> [What needs to be done]: Return the entries below verbatim. Pictures stay out.
·····
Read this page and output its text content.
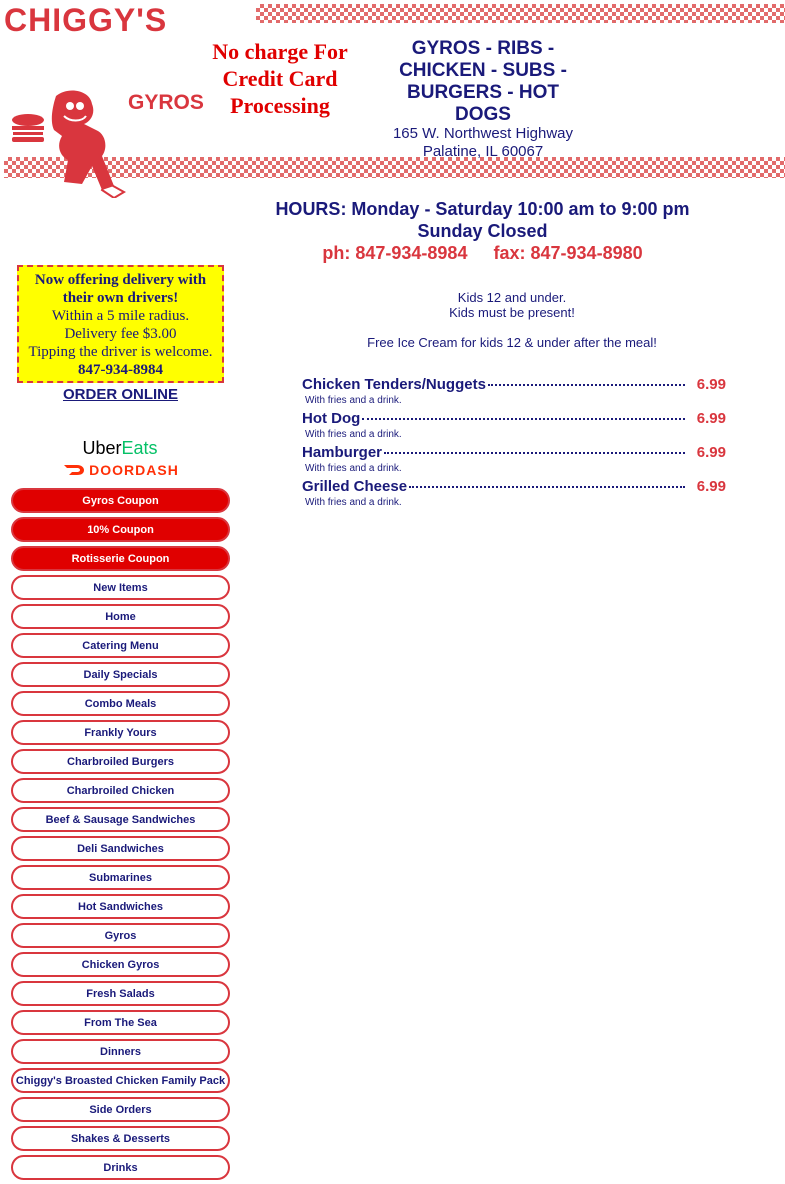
CHIGGY'S
GYROS
No charge For Credit Card Processing
GYROS - RIBS - CHICKEN - SUBS - BURGERS - HOT DOGS
165 W. Northwest Highway
Palatine, IL 60067
HOURS: Monday - Saturday 10:00 am to 9:00 pm
Sunday Closed
ph: 847-934-8984 fax: 847-934-8980
Now offering delivery with their own drivers!
Within a 5 mile radius.
Delivery fee $3.00
Tipping the driver is welcome.
847-934-8984
ORDER ONLINE
UberEats
DOORDASH
Gyros Coupon
10% Coupon
Rotisserie Coupon
New Items
Home
Catering Menu
Daily Specials
Combo Meals
Frankly Yours
Charbroiled Burgers
Charbroiled Chicken
Beef & Sausage Sandwiches
Deli Sandwiches
Submarines
Hot Sandwiches
Gyros
Chicken Gyros
Fresh Salads
From The Sea
Dinners
Chiggy's Broasted Chicken Family Pack
Side Orders
Shakes & Desserts
Drinks
Kids 12 and under.
Kids must be present!
Free Ice Cream for kids 12 & under after the meal!
Chicken Tenders/Nuggets	6.99
With fries and a drink.
Hot Dog	6.99
With fries and a drink.
Hamburger	6.99
With fries and a drink.
Grilled Cheese	6.99
With fries and a drink.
·····
> [Output of the exercise]:
Read this page and output its text content.
CHIGGY'S
GYROS
No charge For Credit Card Processing
GYROS - RIBS - CHICKEN - SUBS - BURGERS - HOT DOGS
165 W. Northwest Highway
Palatine, IL 60067
HOURS: Monday - Saturday 10:00 am to 9:00 pm
Sunday Closed
ph: 847-934-8984 fax: 847-934-8980
Now offering delivery with their own drivers!
Within a 5 mile radius.
Delivery fee $3.00
Tipping the driver is welcome.
847-934-8984
ORDER ONLINE
UberEats
DOORDASH
Gyros Coupon
10% Coupon
Rotisserie Coupon
New Items
Home
Catering Menu
Daily Specials
Combo Meals
Frankly Yours
Charbroiled Burgers
Charbroiled Chicken
Beef & Sausage Sandwiches
Deli Sandwiches
Submarines
Hot Sandwiches
Gyros
Chicken Gyros
Fresh Salads
From The Sea
Dinners
Chiggy's Broasted Chicken Family Pack
Side Orders
Shakes & Desserts
Drinks
Kids 12 and under.
Kids must be present!
Free Ice Cream for kids 12 & under after the meal!
Chicken Tenders/Nuggets	6.99
With fries and a drink.
Hot Dog	6.99
With fries and a drink.
Hamburger	6.99
With fries and a drink.
Grilled Cheese	6.99
With fries and a drink.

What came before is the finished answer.